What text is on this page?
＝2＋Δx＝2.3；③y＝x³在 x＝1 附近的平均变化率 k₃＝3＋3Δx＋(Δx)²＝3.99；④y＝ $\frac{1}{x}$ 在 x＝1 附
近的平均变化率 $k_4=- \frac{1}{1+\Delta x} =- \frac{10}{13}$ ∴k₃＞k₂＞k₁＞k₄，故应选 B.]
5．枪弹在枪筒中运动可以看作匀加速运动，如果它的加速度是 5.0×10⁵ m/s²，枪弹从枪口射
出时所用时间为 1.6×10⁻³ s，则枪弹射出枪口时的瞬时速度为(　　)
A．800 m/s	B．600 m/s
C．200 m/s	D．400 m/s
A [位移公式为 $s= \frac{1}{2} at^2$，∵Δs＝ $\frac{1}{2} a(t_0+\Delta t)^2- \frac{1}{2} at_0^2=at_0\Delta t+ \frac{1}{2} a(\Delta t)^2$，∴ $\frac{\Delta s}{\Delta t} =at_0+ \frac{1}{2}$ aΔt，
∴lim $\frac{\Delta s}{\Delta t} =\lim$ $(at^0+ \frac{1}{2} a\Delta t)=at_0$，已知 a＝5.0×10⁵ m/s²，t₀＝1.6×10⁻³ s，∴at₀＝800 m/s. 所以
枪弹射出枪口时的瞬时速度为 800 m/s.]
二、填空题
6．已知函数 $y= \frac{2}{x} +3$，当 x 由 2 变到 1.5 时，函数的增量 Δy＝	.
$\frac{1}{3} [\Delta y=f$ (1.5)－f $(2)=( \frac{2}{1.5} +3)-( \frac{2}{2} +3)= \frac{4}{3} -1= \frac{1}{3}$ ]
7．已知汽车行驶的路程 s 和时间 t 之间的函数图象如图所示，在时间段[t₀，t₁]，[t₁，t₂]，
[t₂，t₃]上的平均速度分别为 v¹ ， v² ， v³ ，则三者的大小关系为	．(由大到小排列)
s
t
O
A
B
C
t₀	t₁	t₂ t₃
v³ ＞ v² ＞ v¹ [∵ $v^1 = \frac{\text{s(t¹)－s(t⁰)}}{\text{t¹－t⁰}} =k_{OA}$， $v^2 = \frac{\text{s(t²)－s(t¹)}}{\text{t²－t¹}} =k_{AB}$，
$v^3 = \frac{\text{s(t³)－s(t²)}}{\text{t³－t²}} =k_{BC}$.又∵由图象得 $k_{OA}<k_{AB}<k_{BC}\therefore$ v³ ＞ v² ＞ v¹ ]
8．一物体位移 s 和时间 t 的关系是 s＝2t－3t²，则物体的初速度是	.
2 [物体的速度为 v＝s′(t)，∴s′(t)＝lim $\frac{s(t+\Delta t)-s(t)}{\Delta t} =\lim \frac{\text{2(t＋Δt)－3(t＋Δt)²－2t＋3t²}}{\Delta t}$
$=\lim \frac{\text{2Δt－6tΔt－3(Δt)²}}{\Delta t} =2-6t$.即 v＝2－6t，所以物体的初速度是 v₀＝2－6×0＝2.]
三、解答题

__Exercise goal__
Could you transcribe the records in full, exactly?

__Answer for the task__
What text is on this page?
＝2＋Δx＝2.3；③y＝x³在 x＝1 附近的平均变化率 k₃＝3＋3Δx＋(Δx)²＝3.99；④y＝ $\frac{1}{x}$ 在 x＝1 附
近的平均变化率 $k_4=- \frac{1}{1+\Delta x} =- \frac{10}{13}$ ∴k₃＞k₂＞k₁＞k₄，故应选 B.]
5．枪弹在枪筒中运动可以看作匀加速运动，如果它的加速度是 5.0×10⁵ m/s²，枪弹从枪口射
出时所用时间为 1.6×10⁻³ s，则枪弹射出枪口时的瞬时速度为(　　)
A．800 m/s	B．600 m/s
C．200 m/s	D．400 m/s
A [位移公式为 $s= \frac{1}{2} at^2$，∵Δs＝ $\frac{1}{2} a(t_0+\Delta t)^2- \frac{1}{2} at_0^2=at_0\Delta t+ \frac{1}{2} a(\Delta t)^2$，∴ $\frac{\Delta s}{\Delta t} =at_0+ \frac{1}{2}$ aΔt，
∴lim $\frac{\Delta s}{\Delta t} =\lim$ $(at^0+ \frac{1}{2} a\Delta t)=at_0$，已知 a＝5.0×10⁵ m/s²，t₀＝1.6×10⁻³ s，∴at₀＝800 m/s. 所以
枪弹射出枪口时的瞬时速度为 800 m/s.]
二、填空题
6．已知函数 $y= \frac{2}{x} +3$，当 x 由 2 变到 1.5 时，函数的增量 Δy＝	.
$\frac{1}{3} [\Delta y=f$ (1.5)－f $(2)=( \frac{2}{1.5} +3)-( \frac{2}{2} +3)= \frac{4}{3} -1= \frac{1}{3}$ ]
7．已知汽车行驶的路程 s 和时间 t 之间的函数图象如图所示，在时间段[t₀，t₁]，[t₁，t₂]，
[t₂，t₃]上的平均速度分别为 v¹ ， v² ， v³ ，则三者的大小关系为	．(由大到小排列)
s
t
O
A
B
C
t₀	t₁	t₂ t₃
v³ ＞ v² ＞ v¹ [∵ $v^1 = \frac{\text{s(t¹)－s(t⁰)}}{\text{t¹－t⁰}} =k_{OA}$， $v^2 = \frac{\text{s(t²)－s(t¹)}}{\text{t²－t¹}} =k_{AB}$，
$v^3 = \frac{\text{s(t³)－s(t²)}}{\text{t³－t²}} =k_{BC}$.又∵由图象得 $k_{OA}<k_{AB}<k_{BC}\therefore$ v³ ＞ v² ＞ v¹ ]
8．一物体位移 s 和时间 t 的关系是 s＝2t－3t²，则物体的初速度是	.
2 [物体的速度为 v＝s′(t)，∴s′(t)＝lim $\frac{s(t+\Delta t)-s(t)}{\Delta t} =\lim \frac{\text{2(t＋Δt)－3(t＋Δt)²－2t＋3t²}}{\Delta t}$
$=\lim \frac{\text{2Δt－6tΔt－3(Δt)²}}{\Delta t} =2-6t$.即 v＝2－6t，所以物体的初速度是 v₀＝2－6×0＝2.]
三、解答题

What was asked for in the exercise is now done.